• [THE RECORDS]:
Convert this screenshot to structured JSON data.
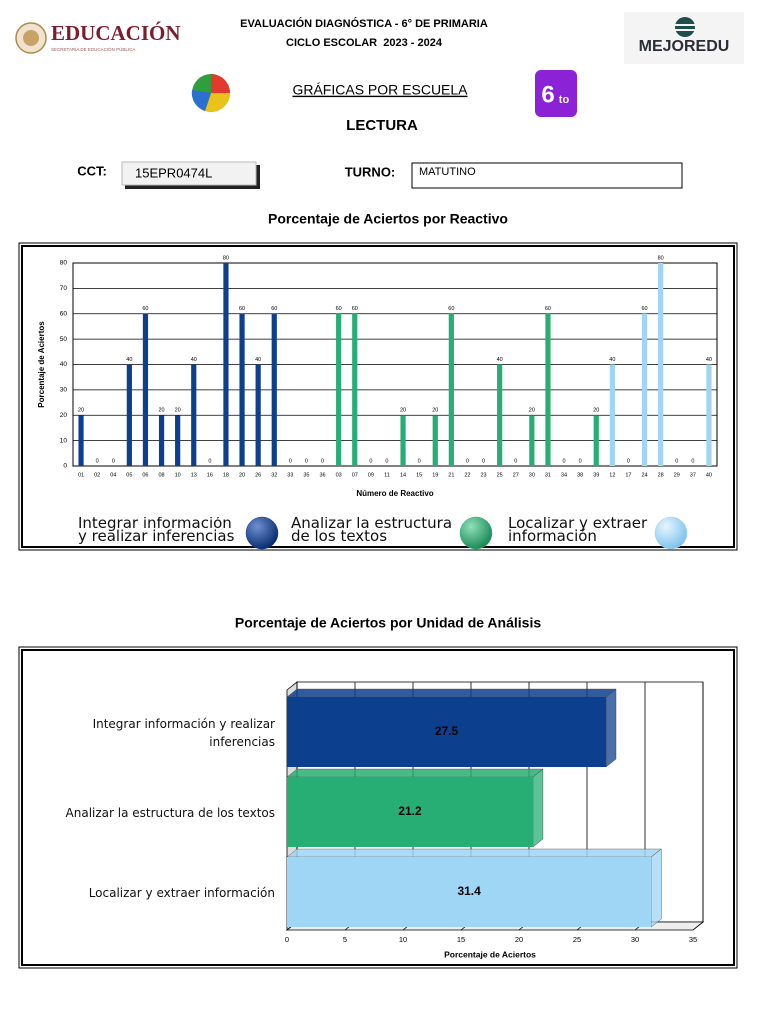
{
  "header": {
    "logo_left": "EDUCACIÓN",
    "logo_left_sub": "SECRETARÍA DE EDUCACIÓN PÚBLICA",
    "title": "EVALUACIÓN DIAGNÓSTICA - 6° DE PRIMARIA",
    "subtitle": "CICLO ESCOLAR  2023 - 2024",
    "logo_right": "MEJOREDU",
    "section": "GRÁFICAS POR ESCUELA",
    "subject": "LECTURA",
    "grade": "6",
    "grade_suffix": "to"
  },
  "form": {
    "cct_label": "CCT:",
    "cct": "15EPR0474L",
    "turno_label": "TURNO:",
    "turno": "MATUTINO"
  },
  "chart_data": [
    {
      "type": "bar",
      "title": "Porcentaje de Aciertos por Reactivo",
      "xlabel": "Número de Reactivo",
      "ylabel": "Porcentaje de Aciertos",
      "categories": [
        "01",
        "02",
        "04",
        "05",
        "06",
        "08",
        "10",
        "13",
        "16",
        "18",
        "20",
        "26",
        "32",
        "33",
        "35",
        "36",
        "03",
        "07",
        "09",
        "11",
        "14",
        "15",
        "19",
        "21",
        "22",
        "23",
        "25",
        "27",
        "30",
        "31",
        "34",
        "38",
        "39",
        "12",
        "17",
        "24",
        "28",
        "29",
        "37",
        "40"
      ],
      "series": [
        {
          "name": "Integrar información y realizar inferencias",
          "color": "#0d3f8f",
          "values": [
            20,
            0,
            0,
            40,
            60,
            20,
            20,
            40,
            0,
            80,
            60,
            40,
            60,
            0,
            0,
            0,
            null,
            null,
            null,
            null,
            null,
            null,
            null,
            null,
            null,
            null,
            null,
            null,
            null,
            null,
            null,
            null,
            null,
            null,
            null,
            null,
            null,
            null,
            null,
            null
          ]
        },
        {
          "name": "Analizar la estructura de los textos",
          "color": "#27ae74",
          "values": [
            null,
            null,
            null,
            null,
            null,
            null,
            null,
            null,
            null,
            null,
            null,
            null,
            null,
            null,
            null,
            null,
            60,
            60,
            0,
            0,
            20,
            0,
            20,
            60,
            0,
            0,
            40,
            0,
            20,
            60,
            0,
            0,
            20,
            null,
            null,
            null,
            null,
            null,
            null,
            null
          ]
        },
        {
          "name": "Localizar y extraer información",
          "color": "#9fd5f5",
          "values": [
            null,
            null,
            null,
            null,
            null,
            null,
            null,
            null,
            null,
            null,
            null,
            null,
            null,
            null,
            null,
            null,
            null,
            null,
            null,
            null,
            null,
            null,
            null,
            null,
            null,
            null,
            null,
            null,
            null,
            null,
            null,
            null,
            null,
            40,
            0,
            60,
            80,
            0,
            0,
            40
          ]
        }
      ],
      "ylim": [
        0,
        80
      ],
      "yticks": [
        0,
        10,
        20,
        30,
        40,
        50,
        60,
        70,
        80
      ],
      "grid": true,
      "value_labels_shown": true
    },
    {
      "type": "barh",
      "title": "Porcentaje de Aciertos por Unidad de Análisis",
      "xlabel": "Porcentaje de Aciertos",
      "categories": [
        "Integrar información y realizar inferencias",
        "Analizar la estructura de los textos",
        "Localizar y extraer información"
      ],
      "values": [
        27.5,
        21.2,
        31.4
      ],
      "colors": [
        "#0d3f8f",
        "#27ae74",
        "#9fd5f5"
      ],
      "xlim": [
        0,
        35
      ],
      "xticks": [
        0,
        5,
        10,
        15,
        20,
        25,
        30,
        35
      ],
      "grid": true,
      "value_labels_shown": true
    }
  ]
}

• [BRIEF]: In your copy of the records, include no pictures; repeat everything else exactly.

• [RIGHT ANSWER]:
Convert this screenshot to structured JSON data.
{
  "header": {
    "logo_left": "EDUCACIÓN",
    "logo_left_sub": "SECRETARÍA DE EDUCACIÓN PÚBLICA",
    "title": "EVALUACIÓN DIAGNÓSTICA - 6° DE PRIMARIA",
    "subtitle": "CICLO ESCOLAR  2023 - 2024",
    "logo_right": "MEJOREDU",
    "section": "GRÁFICAS POR ESCUELA",
    "subject": "LECTURA",
    "grade": "6",
    "grade_suffix": "to"
  },
  "form": {
    "cct_label": "CCT:",
    "cct": "15EPR0474L",
    "turno_label": "TURNO:",
    "turno": "MATUTINO"
  },
  "chart_data": [
    {
      "type": "bar",
      "title": "Porcentaje de Aciertos por Reactivo",
      "xlabel": "Número de Reactivo",
      "ylabel": "Porcentaje de Aciertos",
      "categories": [
        "01",
        "02",
        "04",
        "05",
        "06",
        "08",
        "10",
        "13",
        "16",
        "18",
        "20",
        "26",
        "32",
        "33",
        "35",
        "36",
        "03",
        "07",
        "09",
        "11",
        "14",
        "15",
        "19",
        "21",
        "22",
        "23",
        "25",
        "27",
        "30",
        "31",
        "34",
        "38",
        "39",
        "12",
        "17",
        "24",
        "28",
        "29",
        "37",
        "40"
      ],
      "series": [
        {
          "name": "Integrar información y realizar inferencias",
          "color": "#0d3f8f",
          "values": [
            20,
            0,
            0,
            40,
            60,
            20,
            20,
            40,
            0,
            80,
            60,
            40,
            60,
            0,
            0,
            0,
            null,
            null,
            null,
            null,
            null,
            null,
            null,
            null,
            null,
            null,
            null,
            null,
            null,
            null,
            null,
            null,
            null,
            null,
            null,
            null,
            null,
            null,
            null,
            null
          ]
        },
        {
          "name": "Analizar la estructura de los textos",
          "color": "#27ae74",
          "values": [
            null,
            null,
            null,
            null,
            null,
            null,
            null,
            null,
            null,
            null,
            null,
            null,
            null,
            null,
            null,
            null,
            60,
            60,
            0,
            0,
            20,
            0,
            20,
            60,
            0,
            0,
            40,
            0,
            20,
            60,
            0,
            0,
            20,
            null,
            null,
            null,
            null,
            null,
            null,
            null
          ]
        },
        {
          "name": "Localizar y extraer información",
          "color": "#9fd5f5",
          "values": [
            null,
            null,
            null,
            null,
            null,
            null,
            null,
            null,
            null,
            null,
            null,
            null,
            null,
            null,
            null,
            null,
            null,
            null,
            null,
            null,
            null,
            null,
            null,
            null,
            null,
            null,
            null,
            null,
            null,
            null,
            null,
            null,
            null,
            40,
            0,
            60,
            80,
            0,
            0,
            40
          ]
        }
      ],
      "ylim": [
        0,
        80
      ],
      "yticks": [
        0,
        10,
        20,
        30,
        40,
        50,
        60,
        70,
        80
      ],
      "grid": true,
      "value_labels_shown": true
    },
    {
      "type": "barh",
      "title": "Porcentaje de Aciertos por Unidad de Análisis",
      "xlabel": "Porcentaje de Aciertos",
      "categories": [
        "Integrar información y realizar inferencias",
        "Analizar la estructura de los textos",
        "Localizar y extraer información"
      ],
      "values": [
        27.5,
        21.2,
        31.4
      ],
      "colors": [
        "#0d3f8f",
        "#27ae74",
        "#9fd5f5"
      ],
      "xlim": [
        0,
        35
      ],
      "xticks": [
        0,
        5,
        10,
        15,
        20,
        25,
        30,
        35
      ],
      "grid": true,
      "value_labels_shown": true
    }
  ]
}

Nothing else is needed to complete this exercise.